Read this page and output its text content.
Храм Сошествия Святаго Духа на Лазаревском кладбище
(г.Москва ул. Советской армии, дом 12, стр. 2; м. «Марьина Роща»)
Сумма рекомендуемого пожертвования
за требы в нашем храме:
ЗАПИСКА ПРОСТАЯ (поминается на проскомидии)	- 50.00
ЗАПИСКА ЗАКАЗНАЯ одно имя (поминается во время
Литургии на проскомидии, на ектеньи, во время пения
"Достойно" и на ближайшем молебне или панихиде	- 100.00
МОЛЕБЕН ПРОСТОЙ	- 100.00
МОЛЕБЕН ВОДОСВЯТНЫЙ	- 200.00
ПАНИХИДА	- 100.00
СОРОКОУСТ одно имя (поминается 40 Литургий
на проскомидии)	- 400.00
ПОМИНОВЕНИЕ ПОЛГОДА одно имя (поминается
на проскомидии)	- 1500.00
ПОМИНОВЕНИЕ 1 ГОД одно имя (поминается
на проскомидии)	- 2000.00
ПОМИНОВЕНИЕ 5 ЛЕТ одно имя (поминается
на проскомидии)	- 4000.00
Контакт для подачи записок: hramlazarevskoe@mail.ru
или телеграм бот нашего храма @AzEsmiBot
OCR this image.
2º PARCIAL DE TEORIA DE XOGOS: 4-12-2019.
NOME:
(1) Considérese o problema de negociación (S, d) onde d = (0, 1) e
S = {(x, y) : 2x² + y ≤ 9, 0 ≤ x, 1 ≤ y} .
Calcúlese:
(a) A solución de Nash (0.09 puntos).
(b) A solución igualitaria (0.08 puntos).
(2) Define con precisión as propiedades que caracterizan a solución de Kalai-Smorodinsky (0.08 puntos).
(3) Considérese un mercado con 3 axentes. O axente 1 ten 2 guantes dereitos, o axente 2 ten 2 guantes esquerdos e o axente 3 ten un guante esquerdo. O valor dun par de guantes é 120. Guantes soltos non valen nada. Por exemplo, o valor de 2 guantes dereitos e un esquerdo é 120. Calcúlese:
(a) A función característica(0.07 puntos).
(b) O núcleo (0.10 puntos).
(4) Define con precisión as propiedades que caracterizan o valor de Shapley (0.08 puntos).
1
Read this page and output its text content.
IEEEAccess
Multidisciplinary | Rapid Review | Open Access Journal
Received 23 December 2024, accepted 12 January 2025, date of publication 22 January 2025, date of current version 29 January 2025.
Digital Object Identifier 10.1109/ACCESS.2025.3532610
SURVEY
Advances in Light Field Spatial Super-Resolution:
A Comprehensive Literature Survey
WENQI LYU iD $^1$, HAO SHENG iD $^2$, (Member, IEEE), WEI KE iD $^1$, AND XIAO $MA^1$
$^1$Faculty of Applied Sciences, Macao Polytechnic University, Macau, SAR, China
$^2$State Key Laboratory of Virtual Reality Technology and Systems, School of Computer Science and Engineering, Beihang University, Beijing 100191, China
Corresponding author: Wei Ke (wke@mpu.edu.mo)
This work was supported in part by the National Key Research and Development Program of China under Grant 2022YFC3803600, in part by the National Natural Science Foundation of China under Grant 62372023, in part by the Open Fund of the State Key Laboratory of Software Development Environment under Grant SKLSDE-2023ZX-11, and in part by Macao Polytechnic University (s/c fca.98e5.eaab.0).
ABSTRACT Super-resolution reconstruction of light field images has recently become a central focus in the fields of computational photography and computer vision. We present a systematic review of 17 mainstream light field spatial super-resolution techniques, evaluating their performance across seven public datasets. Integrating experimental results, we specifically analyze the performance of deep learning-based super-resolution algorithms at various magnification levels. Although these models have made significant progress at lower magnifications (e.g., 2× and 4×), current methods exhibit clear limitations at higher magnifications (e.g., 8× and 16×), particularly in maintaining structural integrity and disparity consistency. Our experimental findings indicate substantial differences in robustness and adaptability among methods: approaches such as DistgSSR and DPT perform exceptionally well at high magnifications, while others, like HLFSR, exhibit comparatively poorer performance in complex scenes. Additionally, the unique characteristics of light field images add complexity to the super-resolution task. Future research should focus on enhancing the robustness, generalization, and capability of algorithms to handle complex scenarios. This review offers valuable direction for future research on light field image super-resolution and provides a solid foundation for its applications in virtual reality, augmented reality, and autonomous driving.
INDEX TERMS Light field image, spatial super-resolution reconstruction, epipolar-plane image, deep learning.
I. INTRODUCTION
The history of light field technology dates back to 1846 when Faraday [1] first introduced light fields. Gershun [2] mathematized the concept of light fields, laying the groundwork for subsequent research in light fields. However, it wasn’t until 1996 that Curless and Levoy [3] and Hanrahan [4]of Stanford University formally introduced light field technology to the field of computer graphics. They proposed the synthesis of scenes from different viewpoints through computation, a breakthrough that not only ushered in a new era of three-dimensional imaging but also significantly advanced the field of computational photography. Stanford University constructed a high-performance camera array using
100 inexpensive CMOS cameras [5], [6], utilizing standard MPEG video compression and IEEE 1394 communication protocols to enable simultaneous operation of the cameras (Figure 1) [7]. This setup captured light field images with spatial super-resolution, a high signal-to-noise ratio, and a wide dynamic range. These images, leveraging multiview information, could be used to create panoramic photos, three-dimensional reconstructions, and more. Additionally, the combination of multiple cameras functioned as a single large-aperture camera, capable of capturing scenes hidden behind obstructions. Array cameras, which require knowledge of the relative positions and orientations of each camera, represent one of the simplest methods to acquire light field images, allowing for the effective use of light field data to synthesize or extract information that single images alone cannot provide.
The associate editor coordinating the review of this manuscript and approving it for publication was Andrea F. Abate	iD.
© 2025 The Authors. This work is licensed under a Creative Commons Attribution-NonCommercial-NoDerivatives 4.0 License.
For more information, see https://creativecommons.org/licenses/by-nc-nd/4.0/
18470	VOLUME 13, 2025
○ ○ ○ ○
Given problem
Gather all lines with the string "information" from the data.

Written reply
100 inexpensive CMOS cameras [5], [6], utilizing standard MPEG video compression and IEEE 1394 communication protocols to enable simultaneous operation of the cameras (Figure 1) [7]. This setup captured light field images with spatial super-resolution, a high signal-to-noise ratio, and a wide dynamic range. These images, leveraging multiview information, could be used to create panoramic photos, three-dimensional reconstructions, and more. Additionally, the combination of multiple cameras functioned as a single large-aperture camera, capable of capturing scenes hidden behind obstructions. Array cameras, which require knowledge of the relative positions and orientations of each camera, represent one of the simplest methods to acquire light field images, allowing for the effective use of light field data to synthesize or extract information that single images alone cannot provide.
For more information, see https://creativecommons.org/licenses/by-nc-nd/4.0/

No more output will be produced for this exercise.